Carry on the column below about Rousseff's response to Brazil's street protests, starting right after its last sentence.
Text shown: Begin
Miami Herald

Rousseff ’s tone-deaf response to Brazil’s streets

- MAC MARGOLIS

The

best news from the antigovern­ment demonstrat­ions that put as many as two million people in the Brazilian streets on Sunday is that Latin America’s largest democracy is thriving. In contrast to the seething protests of 2013, the marchers were angry but not violent, the police response was measured, and the demonstrat­ions ended in beer and song, not pepper spray and arraignmen­ts.

The official response to the popular outpouring was less encouragin­g. In an attempt to tap the zeitgeist, Brazil’s Justice Minister Jose Eduardo Cardozo and presidenti­al general secretary Miguel Rossetto convened reporters to tout the protests as proof that the government abides democracy, was attentive to the pulse of the streets and even then was preparing a new anti-corruption offensive.

The message might have come through clearer if President Dilma Rousseff had delivered it herself. Or if the promise of new anticorrup­tion policy wasn’t recycled from last year’s campaign, and a landmark bill to stamp out bent business practices wasn’t still languishin­g on Rousseff ’s desk. No wonder her lieutenant­s were hard to hear over the pot-banging and honking that contrarian­s staged in many cities during the televised press conference.

“The government has an obligation to open a dialogue, with humility,” Rousseff told reporters on Monday. Far more convincing than the administra­tion’s attempted public relations stunt was the arrest Monday morning of Renato Duque, a former executive at the state oil giant Petrobras, and one of several dozen officials targeted for investigat­ion in a scandal that prosecutor­s say involved at least 2.1 billion reais(around $783 million) in kickbacks and bribes used to fuel campaign slush funds. Also indicted was Joao Vaccari Neto, treasurer of Rousseff ’s Workers’ Party, for allegedly disguising bribes as campaign contributi­ons. But those moves were made by prosecutor­s and the federal police, not the administra­tion.

Sunday’s orderly outpouring was in many ways a fitting tribute to the 30th anniversar­y of the end of military rule. True, those hoisting “SOS Armed Forces” signs seemed to have forgotten their history. Still, most confined their demands to fixing democracy, not junking it. “Congratula­tions for your courage, Sergio Moro,” read many placards, in a nod to the fed- eral judge behind the Petrobras probe.
Text shown: End
Data to examine: Begin
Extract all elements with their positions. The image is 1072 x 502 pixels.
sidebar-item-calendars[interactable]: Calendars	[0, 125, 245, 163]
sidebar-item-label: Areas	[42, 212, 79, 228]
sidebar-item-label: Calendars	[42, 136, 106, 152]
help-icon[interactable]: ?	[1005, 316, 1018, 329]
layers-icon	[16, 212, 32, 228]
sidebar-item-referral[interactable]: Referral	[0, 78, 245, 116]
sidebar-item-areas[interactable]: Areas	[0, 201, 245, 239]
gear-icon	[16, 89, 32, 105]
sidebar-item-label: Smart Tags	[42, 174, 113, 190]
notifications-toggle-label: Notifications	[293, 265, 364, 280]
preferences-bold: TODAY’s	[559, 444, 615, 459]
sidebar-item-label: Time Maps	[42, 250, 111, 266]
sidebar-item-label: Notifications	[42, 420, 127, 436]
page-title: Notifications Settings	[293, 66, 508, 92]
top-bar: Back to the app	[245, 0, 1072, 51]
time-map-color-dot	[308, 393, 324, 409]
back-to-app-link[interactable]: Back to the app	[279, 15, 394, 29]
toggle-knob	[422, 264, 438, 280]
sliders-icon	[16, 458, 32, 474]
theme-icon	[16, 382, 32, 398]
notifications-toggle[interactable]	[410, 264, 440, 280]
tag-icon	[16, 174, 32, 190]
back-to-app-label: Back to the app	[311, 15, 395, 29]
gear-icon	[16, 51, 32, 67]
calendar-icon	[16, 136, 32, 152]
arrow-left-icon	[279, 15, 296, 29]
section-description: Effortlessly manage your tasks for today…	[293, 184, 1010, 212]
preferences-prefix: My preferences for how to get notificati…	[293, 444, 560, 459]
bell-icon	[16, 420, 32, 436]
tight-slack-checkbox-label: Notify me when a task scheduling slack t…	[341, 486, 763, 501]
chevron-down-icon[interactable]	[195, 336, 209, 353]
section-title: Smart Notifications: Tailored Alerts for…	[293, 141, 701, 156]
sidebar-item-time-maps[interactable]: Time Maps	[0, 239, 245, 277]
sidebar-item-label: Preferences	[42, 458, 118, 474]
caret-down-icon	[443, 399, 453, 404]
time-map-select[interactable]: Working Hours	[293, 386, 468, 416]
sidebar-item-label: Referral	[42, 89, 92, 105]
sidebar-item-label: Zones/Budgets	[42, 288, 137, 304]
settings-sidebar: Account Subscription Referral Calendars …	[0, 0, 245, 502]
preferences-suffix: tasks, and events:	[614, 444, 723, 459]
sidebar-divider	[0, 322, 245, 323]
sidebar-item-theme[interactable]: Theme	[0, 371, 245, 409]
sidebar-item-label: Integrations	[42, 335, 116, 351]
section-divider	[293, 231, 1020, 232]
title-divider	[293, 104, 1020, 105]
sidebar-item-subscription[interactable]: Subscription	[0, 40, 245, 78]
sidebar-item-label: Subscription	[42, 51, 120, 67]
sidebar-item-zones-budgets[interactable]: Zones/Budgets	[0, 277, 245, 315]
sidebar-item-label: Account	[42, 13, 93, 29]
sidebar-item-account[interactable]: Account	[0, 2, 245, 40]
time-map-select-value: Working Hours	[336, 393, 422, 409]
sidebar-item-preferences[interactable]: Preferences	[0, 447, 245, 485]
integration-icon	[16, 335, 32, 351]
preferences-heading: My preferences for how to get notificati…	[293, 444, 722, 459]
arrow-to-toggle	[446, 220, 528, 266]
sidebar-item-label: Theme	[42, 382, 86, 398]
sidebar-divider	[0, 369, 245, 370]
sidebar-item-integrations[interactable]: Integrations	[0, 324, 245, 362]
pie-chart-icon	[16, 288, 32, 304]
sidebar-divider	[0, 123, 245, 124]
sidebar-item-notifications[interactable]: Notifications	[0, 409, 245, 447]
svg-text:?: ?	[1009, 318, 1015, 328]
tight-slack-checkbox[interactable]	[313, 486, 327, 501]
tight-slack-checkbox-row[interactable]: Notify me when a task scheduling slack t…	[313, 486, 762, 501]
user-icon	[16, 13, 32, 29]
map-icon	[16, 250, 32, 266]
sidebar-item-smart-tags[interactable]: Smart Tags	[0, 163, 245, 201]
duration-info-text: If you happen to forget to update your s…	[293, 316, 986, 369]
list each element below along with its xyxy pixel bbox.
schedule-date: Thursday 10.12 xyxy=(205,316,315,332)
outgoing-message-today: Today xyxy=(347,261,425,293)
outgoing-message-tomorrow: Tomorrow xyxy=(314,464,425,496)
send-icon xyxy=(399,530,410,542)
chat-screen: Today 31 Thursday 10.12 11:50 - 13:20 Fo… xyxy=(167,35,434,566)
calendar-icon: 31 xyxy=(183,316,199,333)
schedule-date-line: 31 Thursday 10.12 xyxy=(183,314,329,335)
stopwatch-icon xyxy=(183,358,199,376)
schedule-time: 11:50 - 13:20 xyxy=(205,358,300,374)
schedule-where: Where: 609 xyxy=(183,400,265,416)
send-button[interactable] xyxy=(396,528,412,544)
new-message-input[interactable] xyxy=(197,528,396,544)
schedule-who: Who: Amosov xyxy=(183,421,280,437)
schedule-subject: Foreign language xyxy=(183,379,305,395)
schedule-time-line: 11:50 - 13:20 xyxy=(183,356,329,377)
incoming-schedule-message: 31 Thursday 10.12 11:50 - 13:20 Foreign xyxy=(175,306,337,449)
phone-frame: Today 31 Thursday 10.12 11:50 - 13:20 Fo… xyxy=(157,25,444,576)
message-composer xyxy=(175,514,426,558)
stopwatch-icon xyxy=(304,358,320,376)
Data to examine: End
- _Response below_:
Such sentiment must be little comfort to the Workers’ Party, which was forged 35 years ago from massive strikes and street protests and now has gone from “rock to window pane,” as the Brazilians put it The most popular T-shirt on parade last Sunday bore an oily handprint with the little finger missing — a visual send-up of former President Luiz Inacio “Lula” da Silva, who’d lost a finger to a factory accident and later lost his self-control over Petrobras.

But Rousseff, who served as Lula’s chief of staff, and chaired Petrobras for most of the Lula era, is the one mainly getting smeared on the streets. One reason is Brazil’s sharp economic contractio­n. There’s also trench warfare with congress, where opposition law- makers and dissident allies have mutinied over the austerity measures and taxes that Brazil needs to fix its budget deficit and woo investors.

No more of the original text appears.